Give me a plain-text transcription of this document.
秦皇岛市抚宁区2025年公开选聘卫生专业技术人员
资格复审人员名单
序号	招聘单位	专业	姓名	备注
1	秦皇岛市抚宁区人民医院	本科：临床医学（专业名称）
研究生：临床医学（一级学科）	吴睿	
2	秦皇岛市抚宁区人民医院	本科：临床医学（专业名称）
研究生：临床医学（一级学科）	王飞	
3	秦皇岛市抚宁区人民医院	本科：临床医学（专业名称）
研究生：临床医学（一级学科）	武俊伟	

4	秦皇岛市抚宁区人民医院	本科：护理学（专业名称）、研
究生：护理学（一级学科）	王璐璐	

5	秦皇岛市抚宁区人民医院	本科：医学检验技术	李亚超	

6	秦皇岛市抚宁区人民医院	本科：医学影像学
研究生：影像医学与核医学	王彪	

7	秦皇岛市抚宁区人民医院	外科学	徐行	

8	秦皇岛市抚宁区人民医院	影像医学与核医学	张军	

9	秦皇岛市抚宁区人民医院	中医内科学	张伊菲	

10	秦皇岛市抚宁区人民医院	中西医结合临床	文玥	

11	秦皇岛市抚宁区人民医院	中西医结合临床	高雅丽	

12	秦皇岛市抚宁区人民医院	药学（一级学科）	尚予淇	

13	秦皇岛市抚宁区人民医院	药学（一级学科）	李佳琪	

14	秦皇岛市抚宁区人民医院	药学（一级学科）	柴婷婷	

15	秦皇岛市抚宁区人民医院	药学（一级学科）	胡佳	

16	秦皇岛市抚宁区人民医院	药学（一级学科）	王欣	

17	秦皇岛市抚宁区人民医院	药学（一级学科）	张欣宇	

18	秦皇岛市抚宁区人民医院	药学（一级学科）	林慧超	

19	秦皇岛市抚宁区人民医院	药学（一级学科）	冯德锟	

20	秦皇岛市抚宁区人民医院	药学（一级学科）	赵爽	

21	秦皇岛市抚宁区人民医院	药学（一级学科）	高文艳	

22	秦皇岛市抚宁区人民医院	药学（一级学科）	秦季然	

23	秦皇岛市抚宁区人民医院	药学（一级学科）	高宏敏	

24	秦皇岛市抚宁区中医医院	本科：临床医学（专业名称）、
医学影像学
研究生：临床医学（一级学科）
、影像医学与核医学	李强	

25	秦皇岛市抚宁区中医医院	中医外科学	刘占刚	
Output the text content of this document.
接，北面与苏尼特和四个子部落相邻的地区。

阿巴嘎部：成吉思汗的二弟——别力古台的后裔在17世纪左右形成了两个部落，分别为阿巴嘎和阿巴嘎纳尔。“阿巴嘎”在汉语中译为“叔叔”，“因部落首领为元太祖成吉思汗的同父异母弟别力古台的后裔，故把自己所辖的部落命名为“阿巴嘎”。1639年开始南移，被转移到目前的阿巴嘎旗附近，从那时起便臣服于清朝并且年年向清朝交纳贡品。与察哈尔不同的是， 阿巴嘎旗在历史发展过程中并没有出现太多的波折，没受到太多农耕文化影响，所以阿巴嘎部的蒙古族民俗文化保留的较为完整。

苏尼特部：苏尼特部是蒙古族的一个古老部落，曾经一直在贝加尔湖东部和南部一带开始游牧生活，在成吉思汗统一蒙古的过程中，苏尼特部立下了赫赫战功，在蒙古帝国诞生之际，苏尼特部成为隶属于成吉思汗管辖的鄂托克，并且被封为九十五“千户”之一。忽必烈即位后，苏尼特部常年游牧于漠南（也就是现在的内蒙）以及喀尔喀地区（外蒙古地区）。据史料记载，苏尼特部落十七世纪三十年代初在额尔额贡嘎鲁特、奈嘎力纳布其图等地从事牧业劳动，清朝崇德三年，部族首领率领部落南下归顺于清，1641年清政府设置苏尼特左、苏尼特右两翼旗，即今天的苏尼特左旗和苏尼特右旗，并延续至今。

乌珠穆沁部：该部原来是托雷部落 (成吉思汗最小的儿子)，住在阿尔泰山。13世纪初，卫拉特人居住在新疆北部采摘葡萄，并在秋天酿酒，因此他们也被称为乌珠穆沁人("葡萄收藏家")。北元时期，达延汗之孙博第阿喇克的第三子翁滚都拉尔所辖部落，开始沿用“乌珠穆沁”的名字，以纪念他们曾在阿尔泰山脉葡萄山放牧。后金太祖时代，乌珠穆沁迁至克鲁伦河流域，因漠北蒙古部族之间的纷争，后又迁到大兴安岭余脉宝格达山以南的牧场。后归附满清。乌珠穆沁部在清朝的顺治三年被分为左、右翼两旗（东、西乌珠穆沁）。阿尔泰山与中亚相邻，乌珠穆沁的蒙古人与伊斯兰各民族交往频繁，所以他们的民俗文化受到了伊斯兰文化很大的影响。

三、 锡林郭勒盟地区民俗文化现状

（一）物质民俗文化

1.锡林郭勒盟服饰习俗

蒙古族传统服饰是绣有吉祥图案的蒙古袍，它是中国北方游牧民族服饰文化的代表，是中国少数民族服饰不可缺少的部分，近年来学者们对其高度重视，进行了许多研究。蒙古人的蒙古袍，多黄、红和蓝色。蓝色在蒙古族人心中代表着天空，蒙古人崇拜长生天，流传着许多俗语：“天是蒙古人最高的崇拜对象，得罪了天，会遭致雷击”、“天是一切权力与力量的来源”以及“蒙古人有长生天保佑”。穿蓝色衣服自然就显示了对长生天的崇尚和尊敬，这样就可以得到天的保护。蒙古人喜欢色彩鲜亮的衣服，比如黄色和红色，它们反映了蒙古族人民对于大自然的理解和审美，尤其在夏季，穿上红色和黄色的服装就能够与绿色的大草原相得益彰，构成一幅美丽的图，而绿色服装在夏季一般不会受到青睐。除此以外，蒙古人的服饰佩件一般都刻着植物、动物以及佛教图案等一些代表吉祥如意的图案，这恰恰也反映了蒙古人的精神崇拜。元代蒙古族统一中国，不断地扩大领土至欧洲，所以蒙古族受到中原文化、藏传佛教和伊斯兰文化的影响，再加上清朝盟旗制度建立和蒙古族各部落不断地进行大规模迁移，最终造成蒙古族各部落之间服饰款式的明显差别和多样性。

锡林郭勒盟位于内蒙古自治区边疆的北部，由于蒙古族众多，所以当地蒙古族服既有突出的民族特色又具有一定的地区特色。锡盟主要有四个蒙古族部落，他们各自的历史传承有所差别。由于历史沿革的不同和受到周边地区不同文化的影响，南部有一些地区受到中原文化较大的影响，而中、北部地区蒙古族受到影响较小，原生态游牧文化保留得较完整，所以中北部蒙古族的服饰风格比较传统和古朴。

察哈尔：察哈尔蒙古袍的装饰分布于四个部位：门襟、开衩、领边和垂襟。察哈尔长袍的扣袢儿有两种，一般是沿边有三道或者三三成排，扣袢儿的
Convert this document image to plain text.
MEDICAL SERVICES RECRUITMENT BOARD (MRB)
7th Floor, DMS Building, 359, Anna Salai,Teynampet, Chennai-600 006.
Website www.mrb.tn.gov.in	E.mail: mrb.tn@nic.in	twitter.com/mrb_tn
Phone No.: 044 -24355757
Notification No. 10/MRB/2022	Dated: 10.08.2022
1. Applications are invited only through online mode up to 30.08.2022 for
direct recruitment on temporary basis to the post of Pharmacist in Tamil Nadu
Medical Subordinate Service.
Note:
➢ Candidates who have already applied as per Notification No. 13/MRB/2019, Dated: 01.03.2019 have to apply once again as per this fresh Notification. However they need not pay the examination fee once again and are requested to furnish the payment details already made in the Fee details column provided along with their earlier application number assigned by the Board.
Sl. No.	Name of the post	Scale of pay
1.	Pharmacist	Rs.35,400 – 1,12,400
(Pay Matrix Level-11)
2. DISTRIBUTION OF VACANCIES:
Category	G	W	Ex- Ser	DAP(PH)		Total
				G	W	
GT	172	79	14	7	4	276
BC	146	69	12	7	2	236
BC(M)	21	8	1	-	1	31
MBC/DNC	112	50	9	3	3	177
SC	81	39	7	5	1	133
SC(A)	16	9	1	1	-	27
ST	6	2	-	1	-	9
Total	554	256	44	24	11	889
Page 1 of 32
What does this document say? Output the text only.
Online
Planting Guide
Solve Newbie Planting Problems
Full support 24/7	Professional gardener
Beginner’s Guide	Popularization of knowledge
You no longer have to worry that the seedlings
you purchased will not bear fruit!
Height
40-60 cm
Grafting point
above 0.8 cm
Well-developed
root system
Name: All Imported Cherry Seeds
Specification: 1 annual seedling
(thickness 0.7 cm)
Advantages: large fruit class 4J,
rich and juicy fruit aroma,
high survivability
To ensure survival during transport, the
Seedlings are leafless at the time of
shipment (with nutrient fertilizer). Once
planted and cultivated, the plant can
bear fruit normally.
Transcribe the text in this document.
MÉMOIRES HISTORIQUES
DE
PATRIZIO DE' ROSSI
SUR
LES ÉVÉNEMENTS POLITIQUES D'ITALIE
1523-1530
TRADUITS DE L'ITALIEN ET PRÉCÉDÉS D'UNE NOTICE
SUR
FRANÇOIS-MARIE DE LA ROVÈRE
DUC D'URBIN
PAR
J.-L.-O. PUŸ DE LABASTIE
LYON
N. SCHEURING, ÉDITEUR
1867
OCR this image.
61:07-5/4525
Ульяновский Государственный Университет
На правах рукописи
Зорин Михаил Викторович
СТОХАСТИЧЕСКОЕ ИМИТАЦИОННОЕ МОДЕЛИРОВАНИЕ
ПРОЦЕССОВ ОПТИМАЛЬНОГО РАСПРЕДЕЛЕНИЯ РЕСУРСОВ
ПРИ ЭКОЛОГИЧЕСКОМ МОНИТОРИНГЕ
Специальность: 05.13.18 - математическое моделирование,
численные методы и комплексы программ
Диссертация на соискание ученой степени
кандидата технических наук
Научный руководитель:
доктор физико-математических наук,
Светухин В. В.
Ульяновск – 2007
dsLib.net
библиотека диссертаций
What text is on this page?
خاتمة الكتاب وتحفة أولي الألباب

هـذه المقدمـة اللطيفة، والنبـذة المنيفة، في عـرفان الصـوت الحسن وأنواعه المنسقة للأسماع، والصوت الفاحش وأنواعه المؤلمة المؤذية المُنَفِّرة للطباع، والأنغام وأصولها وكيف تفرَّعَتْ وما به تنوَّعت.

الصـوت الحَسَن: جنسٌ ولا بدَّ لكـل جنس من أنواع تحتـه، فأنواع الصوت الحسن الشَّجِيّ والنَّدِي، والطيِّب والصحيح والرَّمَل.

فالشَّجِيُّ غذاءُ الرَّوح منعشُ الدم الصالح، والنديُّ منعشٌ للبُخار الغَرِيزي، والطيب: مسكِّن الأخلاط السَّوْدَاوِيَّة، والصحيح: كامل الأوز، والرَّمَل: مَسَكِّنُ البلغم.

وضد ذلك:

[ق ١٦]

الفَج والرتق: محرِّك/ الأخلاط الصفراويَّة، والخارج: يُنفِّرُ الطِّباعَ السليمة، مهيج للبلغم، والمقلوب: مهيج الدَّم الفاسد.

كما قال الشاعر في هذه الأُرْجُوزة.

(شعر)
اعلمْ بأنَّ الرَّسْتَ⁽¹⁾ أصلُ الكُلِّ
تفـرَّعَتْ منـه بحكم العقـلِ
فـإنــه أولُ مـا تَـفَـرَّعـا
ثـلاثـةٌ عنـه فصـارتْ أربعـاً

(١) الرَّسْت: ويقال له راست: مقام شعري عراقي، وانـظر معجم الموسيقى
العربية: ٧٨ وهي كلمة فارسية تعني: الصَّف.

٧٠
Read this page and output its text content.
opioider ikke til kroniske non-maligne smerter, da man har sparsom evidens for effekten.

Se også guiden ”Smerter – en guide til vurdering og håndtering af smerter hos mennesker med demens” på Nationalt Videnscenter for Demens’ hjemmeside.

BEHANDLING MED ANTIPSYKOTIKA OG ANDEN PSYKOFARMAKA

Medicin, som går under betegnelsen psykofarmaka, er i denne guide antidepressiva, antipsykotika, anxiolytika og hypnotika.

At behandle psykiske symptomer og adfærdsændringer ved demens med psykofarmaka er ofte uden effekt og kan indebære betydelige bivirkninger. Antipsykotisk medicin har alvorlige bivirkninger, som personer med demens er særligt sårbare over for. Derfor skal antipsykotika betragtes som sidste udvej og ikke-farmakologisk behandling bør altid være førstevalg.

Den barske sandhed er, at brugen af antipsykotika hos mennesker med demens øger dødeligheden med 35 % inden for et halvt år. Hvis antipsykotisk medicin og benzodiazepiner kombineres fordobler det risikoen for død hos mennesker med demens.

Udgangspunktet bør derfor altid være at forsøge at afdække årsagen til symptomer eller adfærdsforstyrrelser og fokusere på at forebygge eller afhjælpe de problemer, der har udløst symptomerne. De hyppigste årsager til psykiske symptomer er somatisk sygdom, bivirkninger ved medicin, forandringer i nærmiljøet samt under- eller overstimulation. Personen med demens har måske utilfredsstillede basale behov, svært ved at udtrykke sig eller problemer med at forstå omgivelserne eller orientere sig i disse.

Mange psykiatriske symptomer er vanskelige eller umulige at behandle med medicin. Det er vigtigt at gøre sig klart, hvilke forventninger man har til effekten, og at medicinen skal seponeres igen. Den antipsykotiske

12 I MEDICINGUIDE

-----

> _Task brief_: In the lines above, locate the string "image". Copy every line where it occurs.

> _Written reply_:
Convert this document image to plain text.
OCR this image.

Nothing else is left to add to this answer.